▶ YOUR GOAL
In the data below, find every line with the string "السنة" and pull it out.

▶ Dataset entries
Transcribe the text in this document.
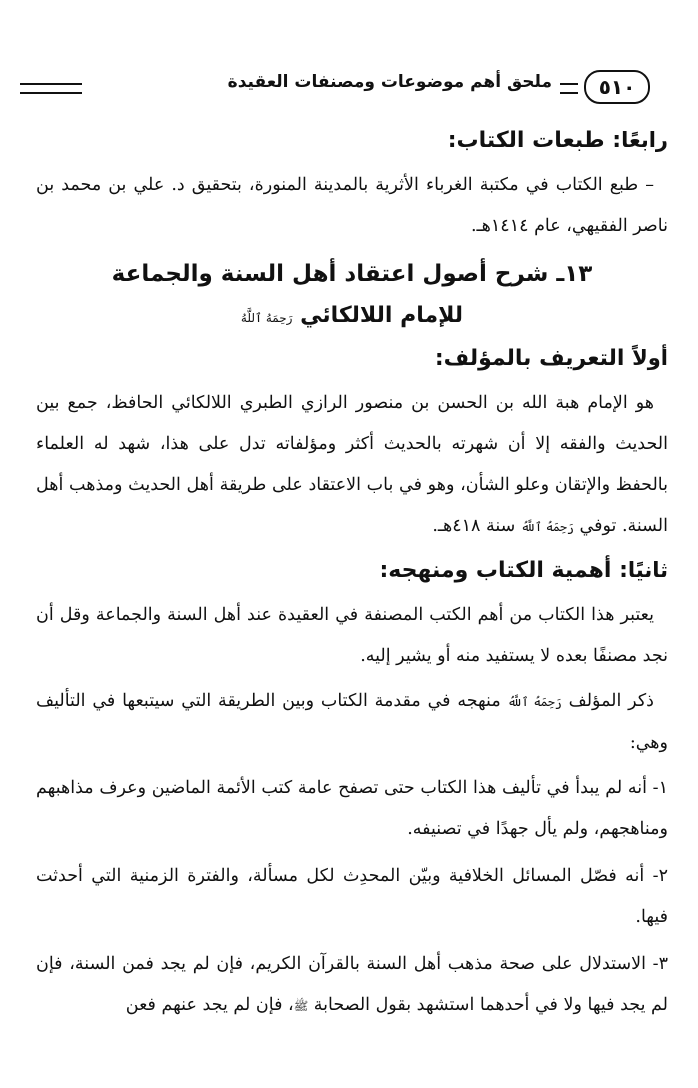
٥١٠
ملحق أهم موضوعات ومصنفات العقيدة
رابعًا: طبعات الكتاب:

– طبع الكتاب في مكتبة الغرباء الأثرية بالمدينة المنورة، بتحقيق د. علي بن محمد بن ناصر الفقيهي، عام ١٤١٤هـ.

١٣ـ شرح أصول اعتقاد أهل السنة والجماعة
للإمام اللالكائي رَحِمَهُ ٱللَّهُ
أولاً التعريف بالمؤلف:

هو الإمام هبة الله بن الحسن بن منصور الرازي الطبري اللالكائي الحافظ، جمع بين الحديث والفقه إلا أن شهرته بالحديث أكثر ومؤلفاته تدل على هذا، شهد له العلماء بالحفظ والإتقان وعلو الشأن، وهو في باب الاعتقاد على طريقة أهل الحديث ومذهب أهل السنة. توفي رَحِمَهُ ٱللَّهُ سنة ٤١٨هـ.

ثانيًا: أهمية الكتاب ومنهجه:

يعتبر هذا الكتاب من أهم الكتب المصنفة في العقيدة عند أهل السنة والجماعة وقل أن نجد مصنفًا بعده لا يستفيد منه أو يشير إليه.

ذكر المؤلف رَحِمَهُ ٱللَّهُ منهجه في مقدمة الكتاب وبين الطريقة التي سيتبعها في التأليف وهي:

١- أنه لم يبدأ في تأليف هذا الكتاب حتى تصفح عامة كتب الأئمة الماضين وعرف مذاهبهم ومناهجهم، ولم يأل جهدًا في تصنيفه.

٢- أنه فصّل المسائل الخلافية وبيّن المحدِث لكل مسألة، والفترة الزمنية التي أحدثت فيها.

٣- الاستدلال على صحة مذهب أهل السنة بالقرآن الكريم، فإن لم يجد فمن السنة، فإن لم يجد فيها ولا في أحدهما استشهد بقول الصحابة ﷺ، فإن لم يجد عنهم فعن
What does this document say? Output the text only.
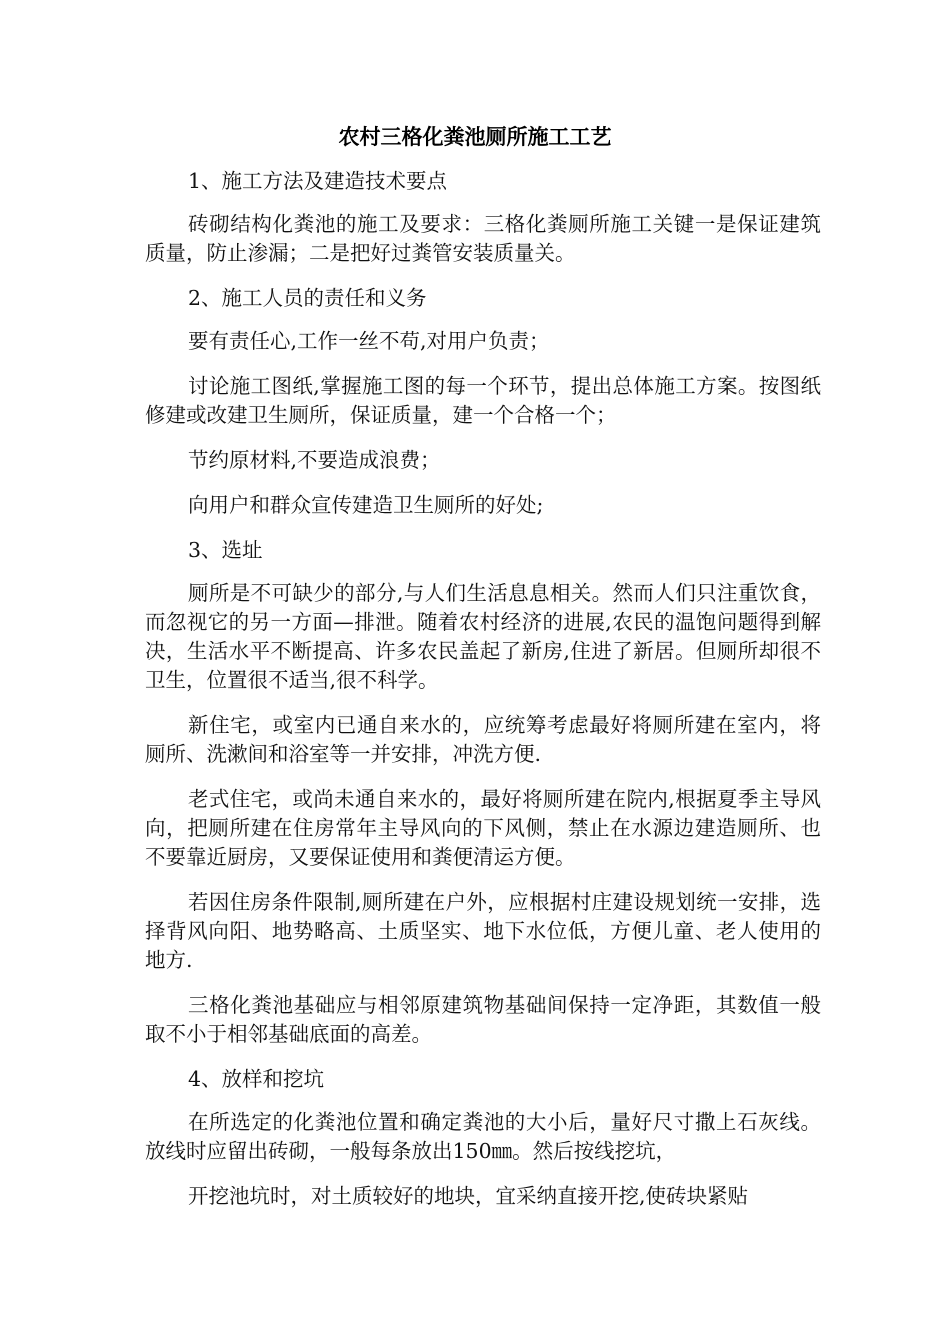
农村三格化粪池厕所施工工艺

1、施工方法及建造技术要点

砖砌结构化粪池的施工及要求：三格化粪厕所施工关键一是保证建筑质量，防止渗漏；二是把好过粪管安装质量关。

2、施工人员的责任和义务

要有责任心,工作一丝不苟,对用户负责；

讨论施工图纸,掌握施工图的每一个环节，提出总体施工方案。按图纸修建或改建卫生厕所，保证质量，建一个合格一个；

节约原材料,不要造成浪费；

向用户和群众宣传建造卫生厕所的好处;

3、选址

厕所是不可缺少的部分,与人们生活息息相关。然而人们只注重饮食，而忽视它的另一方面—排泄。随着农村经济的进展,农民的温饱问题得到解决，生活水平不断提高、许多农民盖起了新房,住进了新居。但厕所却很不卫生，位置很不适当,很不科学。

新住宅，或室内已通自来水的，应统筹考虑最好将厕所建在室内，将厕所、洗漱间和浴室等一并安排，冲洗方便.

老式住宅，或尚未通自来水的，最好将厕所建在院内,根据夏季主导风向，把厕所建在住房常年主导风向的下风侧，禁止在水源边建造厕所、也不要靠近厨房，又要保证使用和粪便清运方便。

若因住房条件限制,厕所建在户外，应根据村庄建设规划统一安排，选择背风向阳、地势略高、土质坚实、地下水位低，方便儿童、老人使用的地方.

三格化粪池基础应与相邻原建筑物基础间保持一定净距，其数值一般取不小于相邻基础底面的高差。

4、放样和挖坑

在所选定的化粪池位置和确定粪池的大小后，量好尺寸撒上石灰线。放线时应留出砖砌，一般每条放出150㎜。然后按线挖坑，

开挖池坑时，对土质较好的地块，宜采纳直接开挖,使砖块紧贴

▶ RESPONSE TO THE EXERCISE
١٣ـ شرح أصول اعتقاد أهل السنة والجماعة
هو الإمام هبة الله بن الحسن بن منصور الرازي الطبري اللالكائي الحافظ، جمع بين الحديث والفقه إلا أن شهرته بالحديث أكثر ومؤلفاته تدل على هذا، شهد له العلماء بالحفظ والإتقان وعلو الشأن، وهو في باب الاعتقاد على طريقة أهل الحديث ومذهب أهل السنة. توفي رَحِمَهُ ٱللَّهُ سنة ٤١٨هـ.
يعتبر هذا الكتاب من أهم الكتب المصنفة في العقيدة عند أهل السنة والجماعة وقل أن نجد مصنفًا بعده لا يستفيد منه أو يشير إليه.
٣- الاستدلال على صحة مذهب أهل السنة بالقرآن الكريم، فإن لم يجد فمن السنة، فإن لم يجد فيها ولا في أحدهما استشهد بقول الصحابة ﷺ، فإن لم يجد عنهم فعن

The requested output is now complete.